▶ [Written task]: Find the number of lines below in which the word "count" appears, and write that number only.

▶ [Excerpted data]:
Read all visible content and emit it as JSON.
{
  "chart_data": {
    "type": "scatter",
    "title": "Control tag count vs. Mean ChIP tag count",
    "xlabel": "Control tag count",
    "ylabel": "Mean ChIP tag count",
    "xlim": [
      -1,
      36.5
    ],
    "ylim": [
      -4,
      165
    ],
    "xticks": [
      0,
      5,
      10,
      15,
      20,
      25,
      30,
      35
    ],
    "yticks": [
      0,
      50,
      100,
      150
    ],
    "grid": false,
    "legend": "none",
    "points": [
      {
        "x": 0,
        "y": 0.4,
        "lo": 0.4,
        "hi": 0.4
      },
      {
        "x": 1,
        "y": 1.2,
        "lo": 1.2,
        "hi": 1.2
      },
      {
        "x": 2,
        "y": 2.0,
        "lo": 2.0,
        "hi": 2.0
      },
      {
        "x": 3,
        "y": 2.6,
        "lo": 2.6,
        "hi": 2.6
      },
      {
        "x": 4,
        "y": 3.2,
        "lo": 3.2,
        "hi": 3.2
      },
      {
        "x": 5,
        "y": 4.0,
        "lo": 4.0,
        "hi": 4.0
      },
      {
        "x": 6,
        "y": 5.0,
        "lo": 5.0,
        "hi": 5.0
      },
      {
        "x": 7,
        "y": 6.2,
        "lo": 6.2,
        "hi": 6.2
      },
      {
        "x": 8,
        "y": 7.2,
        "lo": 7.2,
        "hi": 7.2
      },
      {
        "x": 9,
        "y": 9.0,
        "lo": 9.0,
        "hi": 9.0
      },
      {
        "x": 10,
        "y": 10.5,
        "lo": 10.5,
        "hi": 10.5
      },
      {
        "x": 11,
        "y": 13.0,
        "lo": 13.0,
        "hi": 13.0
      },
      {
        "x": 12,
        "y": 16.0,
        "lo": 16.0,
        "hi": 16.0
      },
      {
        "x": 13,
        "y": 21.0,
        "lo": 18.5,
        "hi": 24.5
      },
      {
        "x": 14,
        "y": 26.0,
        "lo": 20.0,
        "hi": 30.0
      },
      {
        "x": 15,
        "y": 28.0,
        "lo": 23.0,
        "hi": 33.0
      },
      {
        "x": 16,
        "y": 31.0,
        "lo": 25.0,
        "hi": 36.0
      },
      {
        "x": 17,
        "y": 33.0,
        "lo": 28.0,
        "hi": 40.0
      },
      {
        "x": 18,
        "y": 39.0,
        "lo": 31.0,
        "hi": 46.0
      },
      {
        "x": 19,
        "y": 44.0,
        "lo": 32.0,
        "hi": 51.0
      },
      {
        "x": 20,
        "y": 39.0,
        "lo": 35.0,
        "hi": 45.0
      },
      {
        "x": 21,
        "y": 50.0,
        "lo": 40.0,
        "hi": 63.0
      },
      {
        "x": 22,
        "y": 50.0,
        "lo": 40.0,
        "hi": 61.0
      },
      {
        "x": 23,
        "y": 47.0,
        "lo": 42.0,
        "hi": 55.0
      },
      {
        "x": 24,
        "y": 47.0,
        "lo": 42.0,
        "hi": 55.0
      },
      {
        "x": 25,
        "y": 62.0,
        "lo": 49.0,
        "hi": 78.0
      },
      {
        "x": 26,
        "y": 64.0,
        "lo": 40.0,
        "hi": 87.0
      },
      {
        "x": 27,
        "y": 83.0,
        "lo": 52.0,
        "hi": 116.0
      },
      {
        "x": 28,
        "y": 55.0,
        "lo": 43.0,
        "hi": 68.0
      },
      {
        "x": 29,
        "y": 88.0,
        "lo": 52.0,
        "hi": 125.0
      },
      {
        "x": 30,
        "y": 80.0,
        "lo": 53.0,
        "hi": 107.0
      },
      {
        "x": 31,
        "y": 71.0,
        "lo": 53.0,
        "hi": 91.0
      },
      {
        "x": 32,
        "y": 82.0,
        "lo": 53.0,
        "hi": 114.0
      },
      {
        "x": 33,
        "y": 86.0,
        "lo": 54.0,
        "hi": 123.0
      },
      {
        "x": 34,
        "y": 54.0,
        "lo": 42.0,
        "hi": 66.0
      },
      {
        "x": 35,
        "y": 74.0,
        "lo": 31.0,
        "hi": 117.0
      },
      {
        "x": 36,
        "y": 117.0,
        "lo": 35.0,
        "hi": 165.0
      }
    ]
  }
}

▶ [Answer for this exercise]: 3